Locate the string "negative" throughout the material and copy every line in which it occurs.

* Some records
+ + + + + + +
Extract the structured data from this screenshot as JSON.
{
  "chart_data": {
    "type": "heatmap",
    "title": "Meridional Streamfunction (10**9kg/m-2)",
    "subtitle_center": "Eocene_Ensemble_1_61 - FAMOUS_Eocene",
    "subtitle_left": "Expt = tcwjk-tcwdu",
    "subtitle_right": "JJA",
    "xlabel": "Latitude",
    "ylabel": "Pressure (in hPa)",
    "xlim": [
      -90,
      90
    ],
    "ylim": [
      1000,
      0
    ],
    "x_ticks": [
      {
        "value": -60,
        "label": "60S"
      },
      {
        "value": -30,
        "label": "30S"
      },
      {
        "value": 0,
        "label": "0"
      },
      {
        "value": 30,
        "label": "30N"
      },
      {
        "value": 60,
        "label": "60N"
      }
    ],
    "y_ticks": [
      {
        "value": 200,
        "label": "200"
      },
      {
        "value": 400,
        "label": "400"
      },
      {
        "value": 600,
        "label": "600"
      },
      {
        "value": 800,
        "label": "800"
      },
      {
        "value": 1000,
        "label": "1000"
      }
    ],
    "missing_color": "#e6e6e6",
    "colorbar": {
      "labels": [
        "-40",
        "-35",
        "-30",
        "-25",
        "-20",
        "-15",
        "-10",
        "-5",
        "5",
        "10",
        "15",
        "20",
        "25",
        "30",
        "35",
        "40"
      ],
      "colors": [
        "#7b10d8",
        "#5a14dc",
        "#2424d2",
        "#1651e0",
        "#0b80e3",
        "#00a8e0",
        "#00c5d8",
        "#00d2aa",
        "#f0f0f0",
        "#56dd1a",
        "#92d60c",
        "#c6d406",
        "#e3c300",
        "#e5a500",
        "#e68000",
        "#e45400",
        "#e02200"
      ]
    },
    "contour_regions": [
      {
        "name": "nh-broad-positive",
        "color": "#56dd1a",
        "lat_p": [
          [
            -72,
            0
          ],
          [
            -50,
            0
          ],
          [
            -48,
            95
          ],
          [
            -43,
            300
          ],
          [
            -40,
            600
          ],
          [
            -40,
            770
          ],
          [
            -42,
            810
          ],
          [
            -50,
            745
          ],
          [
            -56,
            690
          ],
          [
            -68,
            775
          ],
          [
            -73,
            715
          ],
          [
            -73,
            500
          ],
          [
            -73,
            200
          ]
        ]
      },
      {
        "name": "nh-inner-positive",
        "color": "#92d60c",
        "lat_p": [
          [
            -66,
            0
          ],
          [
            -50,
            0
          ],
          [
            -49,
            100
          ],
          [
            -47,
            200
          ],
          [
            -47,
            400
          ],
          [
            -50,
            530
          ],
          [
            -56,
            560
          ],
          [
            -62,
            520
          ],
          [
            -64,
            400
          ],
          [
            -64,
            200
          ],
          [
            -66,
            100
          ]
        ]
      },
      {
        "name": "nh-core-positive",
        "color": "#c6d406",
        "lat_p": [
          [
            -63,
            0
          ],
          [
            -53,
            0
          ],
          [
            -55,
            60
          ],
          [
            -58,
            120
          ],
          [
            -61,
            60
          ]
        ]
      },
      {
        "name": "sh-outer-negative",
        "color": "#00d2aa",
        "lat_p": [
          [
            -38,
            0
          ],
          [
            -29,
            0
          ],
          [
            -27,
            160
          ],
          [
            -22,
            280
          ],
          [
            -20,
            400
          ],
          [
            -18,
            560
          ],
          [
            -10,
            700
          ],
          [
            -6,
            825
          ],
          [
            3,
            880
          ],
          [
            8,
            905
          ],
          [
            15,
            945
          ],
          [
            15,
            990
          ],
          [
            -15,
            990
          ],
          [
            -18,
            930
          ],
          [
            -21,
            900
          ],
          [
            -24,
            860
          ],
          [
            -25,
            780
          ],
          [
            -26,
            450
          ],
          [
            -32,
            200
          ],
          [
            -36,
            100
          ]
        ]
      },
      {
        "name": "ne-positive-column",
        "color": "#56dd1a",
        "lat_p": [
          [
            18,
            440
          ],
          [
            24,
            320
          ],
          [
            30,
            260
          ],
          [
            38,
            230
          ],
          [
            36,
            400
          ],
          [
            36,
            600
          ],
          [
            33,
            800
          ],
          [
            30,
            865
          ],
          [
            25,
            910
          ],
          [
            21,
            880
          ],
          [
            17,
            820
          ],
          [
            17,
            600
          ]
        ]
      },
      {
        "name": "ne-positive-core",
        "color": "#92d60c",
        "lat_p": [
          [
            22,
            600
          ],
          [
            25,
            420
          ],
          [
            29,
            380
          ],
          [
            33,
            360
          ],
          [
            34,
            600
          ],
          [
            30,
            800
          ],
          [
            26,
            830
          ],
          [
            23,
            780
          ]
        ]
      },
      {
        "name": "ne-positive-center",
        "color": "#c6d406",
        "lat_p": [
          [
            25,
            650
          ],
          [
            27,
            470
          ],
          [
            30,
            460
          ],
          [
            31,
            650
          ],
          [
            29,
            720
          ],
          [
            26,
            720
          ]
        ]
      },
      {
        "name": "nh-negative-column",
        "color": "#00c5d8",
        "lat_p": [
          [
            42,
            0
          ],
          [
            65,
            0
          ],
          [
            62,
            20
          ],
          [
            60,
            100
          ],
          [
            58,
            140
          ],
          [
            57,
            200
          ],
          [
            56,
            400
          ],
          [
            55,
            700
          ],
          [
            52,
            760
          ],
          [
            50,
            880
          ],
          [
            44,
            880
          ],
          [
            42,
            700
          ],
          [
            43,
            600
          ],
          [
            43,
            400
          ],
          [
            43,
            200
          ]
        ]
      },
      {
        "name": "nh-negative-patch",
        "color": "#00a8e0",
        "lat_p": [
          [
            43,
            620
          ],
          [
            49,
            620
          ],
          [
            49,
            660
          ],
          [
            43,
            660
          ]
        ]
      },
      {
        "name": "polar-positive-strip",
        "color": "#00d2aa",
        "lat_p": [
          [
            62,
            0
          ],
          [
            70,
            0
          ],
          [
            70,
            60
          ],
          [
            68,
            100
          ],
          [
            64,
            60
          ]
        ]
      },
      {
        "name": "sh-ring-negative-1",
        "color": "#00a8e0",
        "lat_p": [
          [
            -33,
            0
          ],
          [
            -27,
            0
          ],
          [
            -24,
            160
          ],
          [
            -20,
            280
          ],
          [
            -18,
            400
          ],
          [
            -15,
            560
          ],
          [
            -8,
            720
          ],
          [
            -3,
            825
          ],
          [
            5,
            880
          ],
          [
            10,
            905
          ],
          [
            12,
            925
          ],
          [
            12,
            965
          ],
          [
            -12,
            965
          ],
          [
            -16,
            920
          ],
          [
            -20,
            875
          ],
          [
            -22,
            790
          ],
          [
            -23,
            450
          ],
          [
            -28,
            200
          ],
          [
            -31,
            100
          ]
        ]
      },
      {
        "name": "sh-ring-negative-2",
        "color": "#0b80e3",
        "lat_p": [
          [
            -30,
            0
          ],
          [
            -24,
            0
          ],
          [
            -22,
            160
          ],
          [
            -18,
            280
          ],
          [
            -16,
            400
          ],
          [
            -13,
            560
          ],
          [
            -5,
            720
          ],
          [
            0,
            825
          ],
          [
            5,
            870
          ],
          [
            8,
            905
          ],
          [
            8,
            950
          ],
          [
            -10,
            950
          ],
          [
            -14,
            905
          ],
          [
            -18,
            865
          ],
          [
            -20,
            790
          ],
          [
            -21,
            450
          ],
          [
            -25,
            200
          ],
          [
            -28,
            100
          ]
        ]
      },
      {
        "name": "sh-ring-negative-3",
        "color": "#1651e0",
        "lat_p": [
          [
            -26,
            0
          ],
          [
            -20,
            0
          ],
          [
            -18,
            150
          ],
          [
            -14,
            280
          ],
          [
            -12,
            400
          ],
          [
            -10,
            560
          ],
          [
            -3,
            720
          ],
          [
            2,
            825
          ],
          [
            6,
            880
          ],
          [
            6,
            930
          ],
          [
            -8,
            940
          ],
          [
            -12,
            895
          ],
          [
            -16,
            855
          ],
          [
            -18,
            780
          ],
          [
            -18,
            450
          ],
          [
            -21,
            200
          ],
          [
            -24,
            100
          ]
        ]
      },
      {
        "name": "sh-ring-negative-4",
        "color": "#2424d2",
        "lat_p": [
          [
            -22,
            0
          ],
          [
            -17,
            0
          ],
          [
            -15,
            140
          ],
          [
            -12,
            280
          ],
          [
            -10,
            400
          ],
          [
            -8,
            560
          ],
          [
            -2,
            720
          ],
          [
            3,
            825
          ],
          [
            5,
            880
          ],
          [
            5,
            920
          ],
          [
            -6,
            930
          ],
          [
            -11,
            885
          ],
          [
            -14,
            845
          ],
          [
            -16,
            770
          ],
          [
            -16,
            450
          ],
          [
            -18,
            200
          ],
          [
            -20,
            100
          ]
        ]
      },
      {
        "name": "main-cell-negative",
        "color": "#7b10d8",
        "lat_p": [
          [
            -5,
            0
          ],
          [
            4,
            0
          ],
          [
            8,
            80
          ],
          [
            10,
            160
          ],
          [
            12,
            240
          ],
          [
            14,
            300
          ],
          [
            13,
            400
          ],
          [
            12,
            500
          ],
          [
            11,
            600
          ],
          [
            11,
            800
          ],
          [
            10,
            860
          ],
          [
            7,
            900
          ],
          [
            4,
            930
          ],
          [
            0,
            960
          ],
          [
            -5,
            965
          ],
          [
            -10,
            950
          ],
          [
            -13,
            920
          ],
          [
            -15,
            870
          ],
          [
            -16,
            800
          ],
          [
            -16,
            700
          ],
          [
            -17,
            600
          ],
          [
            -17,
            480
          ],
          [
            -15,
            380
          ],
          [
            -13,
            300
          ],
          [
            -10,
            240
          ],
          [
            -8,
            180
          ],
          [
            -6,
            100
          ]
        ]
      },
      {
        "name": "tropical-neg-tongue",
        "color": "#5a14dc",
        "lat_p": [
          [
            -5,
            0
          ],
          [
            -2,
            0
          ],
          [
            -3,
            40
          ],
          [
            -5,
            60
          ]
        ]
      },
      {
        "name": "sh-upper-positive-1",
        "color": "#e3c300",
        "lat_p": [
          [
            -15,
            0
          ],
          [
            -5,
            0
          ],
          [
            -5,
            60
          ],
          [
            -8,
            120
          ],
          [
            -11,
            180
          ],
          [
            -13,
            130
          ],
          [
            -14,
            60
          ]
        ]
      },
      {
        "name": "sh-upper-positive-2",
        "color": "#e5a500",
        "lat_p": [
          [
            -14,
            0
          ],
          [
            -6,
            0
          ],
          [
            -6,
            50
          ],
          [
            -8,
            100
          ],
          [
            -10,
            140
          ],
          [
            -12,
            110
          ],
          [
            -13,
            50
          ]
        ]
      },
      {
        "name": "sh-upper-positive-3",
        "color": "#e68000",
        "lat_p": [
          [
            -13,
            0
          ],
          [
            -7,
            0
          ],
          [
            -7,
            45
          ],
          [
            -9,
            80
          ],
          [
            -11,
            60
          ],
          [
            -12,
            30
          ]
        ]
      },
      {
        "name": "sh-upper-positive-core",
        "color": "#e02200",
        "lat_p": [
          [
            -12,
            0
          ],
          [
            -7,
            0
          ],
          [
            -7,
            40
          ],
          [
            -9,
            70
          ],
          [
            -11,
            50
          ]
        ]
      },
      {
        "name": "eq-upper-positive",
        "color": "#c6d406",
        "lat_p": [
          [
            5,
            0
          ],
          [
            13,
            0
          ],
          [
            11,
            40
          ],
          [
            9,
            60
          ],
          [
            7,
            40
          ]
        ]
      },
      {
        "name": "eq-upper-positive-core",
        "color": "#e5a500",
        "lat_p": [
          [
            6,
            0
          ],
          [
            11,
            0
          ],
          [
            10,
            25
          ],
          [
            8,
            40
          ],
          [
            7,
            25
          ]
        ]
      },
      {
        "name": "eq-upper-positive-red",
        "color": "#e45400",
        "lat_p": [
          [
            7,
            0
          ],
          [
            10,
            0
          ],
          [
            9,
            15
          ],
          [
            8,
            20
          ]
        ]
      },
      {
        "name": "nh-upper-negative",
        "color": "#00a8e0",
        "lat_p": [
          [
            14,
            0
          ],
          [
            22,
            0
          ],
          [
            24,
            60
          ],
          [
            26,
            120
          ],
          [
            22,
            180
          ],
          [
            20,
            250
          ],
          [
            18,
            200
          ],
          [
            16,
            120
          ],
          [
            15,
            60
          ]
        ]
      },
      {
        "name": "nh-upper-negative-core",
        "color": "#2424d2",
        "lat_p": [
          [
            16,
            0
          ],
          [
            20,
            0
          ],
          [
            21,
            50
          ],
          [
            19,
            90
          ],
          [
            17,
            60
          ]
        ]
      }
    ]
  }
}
+ + + + + + +
* Result for this task
        "name": "sh-outer-negative",
        "name": "nh-negative-column",
        "name": "nh-negative-patch",
        "name": "sh-ring-negative-1",
        "name": "sh-ring-negative-2",
        "name": "sh-ring-negative-3",
        "name": "sh-ring-negative-4",
        "name": "main-cell-negative",
        "name": "nh-upper-negative",
        "name": "nh-upper-negative-core",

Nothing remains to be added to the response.